● **WHAT YOU HAVE TO DO**: Copy the records below word for word, keeping every line as it is.

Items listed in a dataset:

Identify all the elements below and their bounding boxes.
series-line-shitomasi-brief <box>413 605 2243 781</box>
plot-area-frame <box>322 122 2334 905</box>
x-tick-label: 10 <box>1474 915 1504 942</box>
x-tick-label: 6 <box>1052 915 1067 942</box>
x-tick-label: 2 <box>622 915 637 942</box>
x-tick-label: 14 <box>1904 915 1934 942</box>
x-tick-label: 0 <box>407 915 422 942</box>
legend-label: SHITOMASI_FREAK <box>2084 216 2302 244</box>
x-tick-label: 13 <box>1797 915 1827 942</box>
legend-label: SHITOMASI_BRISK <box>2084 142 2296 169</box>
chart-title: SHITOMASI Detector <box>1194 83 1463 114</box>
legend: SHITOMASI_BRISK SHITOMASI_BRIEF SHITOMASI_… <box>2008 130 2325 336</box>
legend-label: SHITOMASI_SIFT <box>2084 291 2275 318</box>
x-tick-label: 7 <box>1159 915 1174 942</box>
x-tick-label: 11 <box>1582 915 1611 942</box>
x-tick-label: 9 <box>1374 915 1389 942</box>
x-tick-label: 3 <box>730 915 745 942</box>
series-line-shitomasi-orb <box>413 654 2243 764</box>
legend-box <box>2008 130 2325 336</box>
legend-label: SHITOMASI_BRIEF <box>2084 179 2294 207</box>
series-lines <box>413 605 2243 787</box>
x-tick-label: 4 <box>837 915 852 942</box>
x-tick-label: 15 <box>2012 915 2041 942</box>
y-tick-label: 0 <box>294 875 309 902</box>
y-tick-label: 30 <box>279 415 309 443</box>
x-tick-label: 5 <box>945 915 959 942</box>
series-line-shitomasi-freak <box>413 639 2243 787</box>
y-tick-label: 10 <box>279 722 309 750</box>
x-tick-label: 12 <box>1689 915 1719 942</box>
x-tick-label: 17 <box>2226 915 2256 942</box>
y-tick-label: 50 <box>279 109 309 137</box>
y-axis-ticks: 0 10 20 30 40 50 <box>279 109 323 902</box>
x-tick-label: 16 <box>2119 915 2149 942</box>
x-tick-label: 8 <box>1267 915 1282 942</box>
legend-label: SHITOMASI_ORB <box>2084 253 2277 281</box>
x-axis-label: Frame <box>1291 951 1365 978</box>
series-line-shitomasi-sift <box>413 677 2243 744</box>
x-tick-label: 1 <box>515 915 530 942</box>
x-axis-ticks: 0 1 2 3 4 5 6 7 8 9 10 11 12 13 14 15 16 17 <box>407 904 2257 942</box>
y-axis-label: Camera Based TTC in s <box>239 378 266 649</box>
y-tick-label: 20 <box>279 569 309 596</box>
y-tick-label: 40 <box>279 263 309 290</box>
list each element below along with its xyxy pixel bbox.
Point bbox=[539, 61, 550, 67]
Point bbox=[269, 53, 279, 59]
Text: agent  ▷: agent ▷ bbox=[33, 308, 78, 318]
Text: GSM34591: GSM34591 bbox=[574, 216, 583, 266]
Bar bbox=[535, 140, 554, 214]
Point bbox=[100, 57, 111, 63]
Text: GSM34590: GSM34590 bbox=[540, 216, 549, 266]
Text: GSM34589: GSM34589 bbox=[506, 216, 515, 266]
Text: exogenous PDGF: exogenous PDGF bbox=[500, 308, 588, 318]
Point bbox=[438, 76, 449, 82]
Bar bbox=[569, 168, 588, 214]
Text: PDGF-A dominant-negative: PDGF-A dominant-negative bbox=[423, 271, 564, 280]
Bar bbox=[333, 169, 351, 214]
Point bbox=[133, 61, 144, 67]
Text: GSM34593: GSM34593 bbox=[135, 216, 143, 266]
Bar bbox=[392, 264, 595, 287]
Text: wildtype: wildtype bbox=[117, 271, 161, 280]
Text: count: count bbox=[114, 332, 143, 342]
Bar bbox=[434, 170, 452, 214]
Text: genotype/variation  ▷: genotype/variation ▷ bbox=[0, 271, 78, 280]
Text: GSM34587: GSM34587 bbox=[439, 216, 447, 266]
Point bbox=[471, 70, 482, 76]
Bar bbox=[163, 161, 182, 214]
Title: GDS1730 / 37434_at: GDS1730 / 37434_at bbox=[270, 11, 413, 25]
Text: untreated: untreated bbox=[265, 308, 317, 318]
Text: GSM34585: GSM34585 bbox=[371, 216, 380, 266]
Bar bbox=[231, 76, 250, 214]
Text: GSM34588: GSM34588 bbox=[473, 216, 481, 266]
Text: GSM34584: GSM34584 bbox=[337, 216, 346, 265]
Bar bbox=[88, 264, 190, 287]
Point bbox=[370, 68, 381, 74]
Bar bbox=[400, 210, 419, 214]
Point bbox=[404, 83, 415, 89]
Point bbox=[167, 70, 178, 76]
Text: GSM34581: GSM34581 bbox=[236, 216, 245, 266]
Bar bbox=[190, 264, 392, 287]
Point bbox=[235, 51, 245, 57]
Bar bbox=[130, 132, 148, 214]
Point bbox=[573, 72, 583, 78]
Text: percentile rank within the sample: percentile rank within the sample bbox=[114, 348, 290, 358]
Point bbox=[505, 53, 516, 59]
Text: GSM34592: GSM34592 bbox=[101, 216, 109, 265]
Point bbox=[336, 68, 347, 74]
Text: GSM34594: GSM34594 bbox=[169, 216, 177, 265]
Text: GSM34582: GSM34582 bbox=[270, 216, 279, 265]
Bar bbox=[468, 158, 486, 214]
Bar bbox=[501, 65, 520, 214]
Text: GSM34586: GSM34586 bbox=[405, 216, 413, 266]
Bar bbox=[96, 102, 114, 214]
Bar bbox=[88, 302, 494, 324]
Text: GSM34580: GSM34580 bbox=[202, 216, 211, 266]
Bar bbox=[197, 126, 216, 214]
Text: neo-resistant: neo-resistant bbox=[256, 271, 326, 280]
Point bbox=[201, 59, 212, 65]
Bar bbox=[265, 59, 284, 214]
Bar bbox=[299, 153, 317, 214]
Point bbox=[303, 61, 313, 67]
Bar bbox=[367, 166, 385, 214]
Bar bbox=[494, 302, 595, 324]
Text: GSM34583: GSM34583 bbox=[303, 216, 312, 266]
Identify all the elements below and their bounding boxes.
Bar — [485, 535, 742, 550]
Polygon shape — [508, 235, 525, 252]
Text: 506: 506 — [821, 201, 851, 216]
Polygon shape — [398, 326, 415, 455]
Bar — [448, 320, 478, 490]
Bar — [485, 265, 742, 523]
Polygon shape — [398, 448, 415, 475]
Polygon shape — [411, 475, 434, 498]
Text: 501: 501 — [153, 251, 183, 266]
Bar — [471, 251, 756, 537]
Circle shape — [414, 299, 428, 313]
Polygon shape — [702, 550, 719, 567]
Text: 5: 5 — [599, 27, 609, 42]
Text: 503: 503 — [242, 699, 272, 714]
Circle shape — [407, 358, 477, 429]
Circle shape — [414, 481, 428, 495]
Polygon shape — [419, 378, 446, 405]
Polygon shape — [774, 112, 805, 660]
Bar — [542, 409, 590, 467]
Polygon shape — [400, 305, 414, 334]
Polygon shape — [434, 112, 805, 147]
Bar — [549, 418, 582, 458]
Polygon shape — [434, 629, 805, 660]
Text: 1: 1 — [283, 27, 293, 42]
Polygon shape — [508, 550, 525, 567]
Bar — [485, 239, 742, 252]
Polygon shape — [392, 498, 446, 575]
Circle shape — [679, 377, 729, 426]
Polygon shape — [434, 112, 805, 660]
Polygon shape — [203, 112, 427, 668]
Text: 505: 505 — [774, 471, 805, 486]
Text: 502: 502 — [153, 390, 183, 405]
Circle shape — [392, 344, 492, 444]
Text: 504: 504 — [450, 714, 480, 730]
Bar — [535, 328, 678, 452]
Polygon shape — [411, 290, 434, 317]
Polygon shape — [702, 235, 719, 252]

● **EXERCISE OUTPUT**:
Identify all the elements below and their bounding boxes.
series-line-shitomasi-brief <box>413 605 2243 781</box>
plot-area-frame <box>322 122 2334 905</box>
x-tick-label: 10 <box>1474 915 1504 942</box>
x-tick-label: 6 <box>1052 915 1067 942</box>
x-tick-label: 2 <box>622 915 637 942</box>
x-tick-label: 14 <box>1904 915 1934 942</box>
x-tick-label: 0 <box>407 915 422 942</box>
legend-label: SHITOMASI_FREAK <box>2084 216 2302 244</box>
x-tick-label: 13 <box>1797 915 1827 942</box>
legend-label: SHITOMASI_BRISK <box>2084 142 2296 169</box>
chart-title: SHITOMASI Detector <box>1194 83 1463 114</box>
legend: SHITOMASI_BRISK SHITOMASI_BRIEF SHITOMASI_… <box>2008 130 2325 336</box>
legend-label: SHITOMASI_SIFT <box>2084 291 2275 318</box>
x-tick-label: 7 <box>1159 915 1174 942</box>
x-tick-label: 11 <box>1582 915 1611 942</box>
x-tick-label: 9 <box>1374 915 1389 942</box>
x-tick-label: 3 <box>730 915 745 942</box>
series-line-shitomasi-orb <box>413 654 2243 764</box>
legend-box <box>2008 130 2325 336</box>
legend-label: SHITOMASI_BRIEF <box>2084 179 2294 207</box>
series-lines <box>413 605 2243 787</box>
x-tick-label: 4 <box>837 915 852 942</box>
x-tick-label: 15 <box>2012 915 2041 942</box>
y-tick-label: 0 <box>294 875 309 902</box>
y-tick-label: 30 <box>279 415 309 443</box>
x-tick-label: 5 <box>945 915 959 942</box>
series-line-shitomasi-freak <box>413 639 2243 787</box>
y-tick-label: 10 <box>279 722 309 750</box>
x-tick-label: 12 <box>1689 915 1719 942</box>
x-tick-label: 17 <box>2226 915 2256 942</box>
y-tick-label: 50 <box>279 109 309 137</box>
y-axis-ticks: 0 10 20 30 40 50 <box>279 109 323 902</box>
x-tick-label: 16 <box>2119 915 2149 942</box>
x-tick-label: 8 <box>1267 915 1282 942</box>
legend-label: SHITOMASI_ORB <box>2084 253 2277 281</box>
x-axis-label: Frame <box>1291 951 1365 978</box>
series-line-shitomasi-sift <box>413 677 2243 744</box>
x-tick-label: 1 <box>515 915 530 942</box>
x-axis-ticks: 0 1 2 3 4 5 6 7 8 9 10 11 12 13 14 15 16 17 <box>407 904 2257 942</box>
y-axis-label: Camera Based TTC in s <box>239 378 266 649</box>
y-tick-label: 20 <box>279 569 309 596</box>
y-tick-label: 40 <box>279 263 309 290</box>
list each element below along with its xyxy pixel bbox.
Point bbox=[539, 61, 550, 67]
Point bbox=[269, 53, 279, 59]
Text: agent  ▷: agent ▷ bbox=[33, 308, 78, 318]
Text: GSM34591: GSM34591 bbox=[574, 216, 583, 266]
Bar bbox=[535, 140, 554, 214]
Point bbox=[100, 57, 111, 63]
Text: GSM34590: GSM34590 bbox=[540, 216, 549, 266]
Text: GSM34589: GSM34589 bbox=[506, 216, 515, 266]
Text: exogenous PDGF: exogenous PDGF bbox=[500, 308, 588, 318]
Point bbox=[438, 76, 449, 82]
Bar bbox=[569, 168, 588, 214]
Text: PDGF-A dominant-negative: PDGF-A dominant-negative bbox=[423, 271, 564, 280]
Bar bbox=[333, 169, 351, 214]
Point bbox=[133, 61, 144, 67]
Text: GSM34593: GSM34593 bbox=[135, 216, 143, 266]
Bar bbox=[392, 264, 595, 287]
Text: wildtype: wildtype bbox=[117, 271, 161, 280]
Text: count: count bbox=[114, 332, 143, 342]
Bar bbox=[434, 170, 452, 214]
Text: genotype/variation  ▷: genotype/variation ▷ bbox=[0, 271, 78, 280]
Text: GSM34587: GSM34587 bbox=[439, 216, 447, 266]
Point bbox=[471, 70, 482, 76]
Bar bbox=[163, 161, 182, 214]
Title: GDS1730 / 37434_at: GDS1730 / 37434_at bbox=[270, 11, 413, 25]
Text: untreated: untreated bbox=[265, 308, 317, 318]
Text: GSM34585: GSM34585 bbox=[371, 216, 380, 266]
Bar bbox=[231, 76, 250, 214]
Text: GSM34588: GSM34588 bbox=[473, 216, 481, 266]
Text: GSM34584: GSM34584 bbox=[337, 216, 346, 265]
Bar bbox=[88, 264, 190, 287]
Point bbox=[370, 68, 381, 74]
Bar bbox=[400, 210, 419, 214]
Point bbox=[404, 83, 415, 89]
Point bbox=[167, 70, 178, 76]
Text: GSM34581: GSM34581 bbox=[236, 216, 245, 266]
Bar bbox=[190, 264, 392, 287]
Point bbox=[235, 51, 245, 57]
Bar bbox=[130, 132, 148, 214]
Point bbox=[573, 72, 583, 78]
Text: percentile rank within the sample: percentile rank within the sample bbox=[114, 348, 290, 358]
Point bbox=[505, 53, 516, 59]
Text: GSM34592: GSM34592 bbox=[101, 216, 109, 265]
Point bbox=[336, 68, 347, 74]
Text: GSM34594: GSM34594 bbox=[169, 216, 177, 265]
Text: GSM34582: GSM34582 bbox=[270, 216, 279, 265]
Bar bbox=[468, 158, 486, 214]
Bar bbox=[501, 65, 520, 214]
Text: GSM34586: GSM34586 bbox=[405, 216, 413, 266]
Bar bbox=[96, 102, 114, 214]
Bar bbox=[88, 302, 494, 324]
Text: GSM34580: GSM34580 bbox=[202, 216, 211, 266]
Bar bbox=[197, 126, 216, 214]
Text: neo-resistant: neo-resistant bbox=[256, 271, 326, 280]
Point bbox=[201, 59, 212, 65]
Bar bbox=[265, 59, 284, 214]
Bar bbox=[299, 153, 317, 214]
Point bbox=[303, 61, 313, 67]
Bar bbox=[367, 166, 385, 214]
Bar bbox=[494, 302, 595, 324]
Text: GSM34583: GSM34583 bbox=[303, 216, 312, 266]
Identify all the elements below and their bounding boxes.
Bar — [485, 535, 742, 550]
Polygon shape — [508, 235, 525, 252]
Text: 506: 506 — [821, 201, 851, 216]
Polygon shape — [398, 326, 415, 455]
Bar — [448, 320, 478, 490]
Bar — [485, 265, 742, 523]
Polygon shape — [398, 448, 415, 475]
Polygon shape — [411, 475, 434, 498]
Text: 501: 501 — [153, 251, 183, 266]
Bar — [471, 251, 756, 537]
Circle shape — [414, 299, 428, 313]
Polygon shape — [702, 550, 719, 567]
Text: 5: 5 — [599, 27, 609, 42]
Text: 503: 503 — [242, 699, 272, 714]
Circle shape — [407, 358, 477, 429]
Circle shape — [414, 481, 428, 495]
Polygon shape — [419, 378, 446, 405]
Polygon shape — [774, 112, 805, 660]
Bar — [542, 409, 590, 467]
Polygon shape — [400, 305, 414, 334]
Polygon shape — [434, 112, 805, 147]
Bar — [549, 418, 582, 458]
Polygon shape — [434, 629, 805, 660]
Text: 1: 1 — [283, 27, 293, 42]
Polygon shape — [508, 550, 525, 567]
Bar — [485, 239, 742, 252]
Polygon shape — [392, 498, 446, 575]
Circle shape — [679, 377, 729, 426]
Polygon shape — [434, 112, 805, 660]
Polygon shape — [203, 112, 427, 668]
Text: 505: 505 — [774, 471, 805, 486]
Text: 502: 502 — [153, 390, 183, 405]
Circle shape — [392, 344, 492, 444]
Text: 504: 504 — [450, 714, 480, 730]
Bar — [535, 328, 678, 452]
Polygon shape — [411, 290, 434, 317]
Polygon shape — [702, 235, 719, 252]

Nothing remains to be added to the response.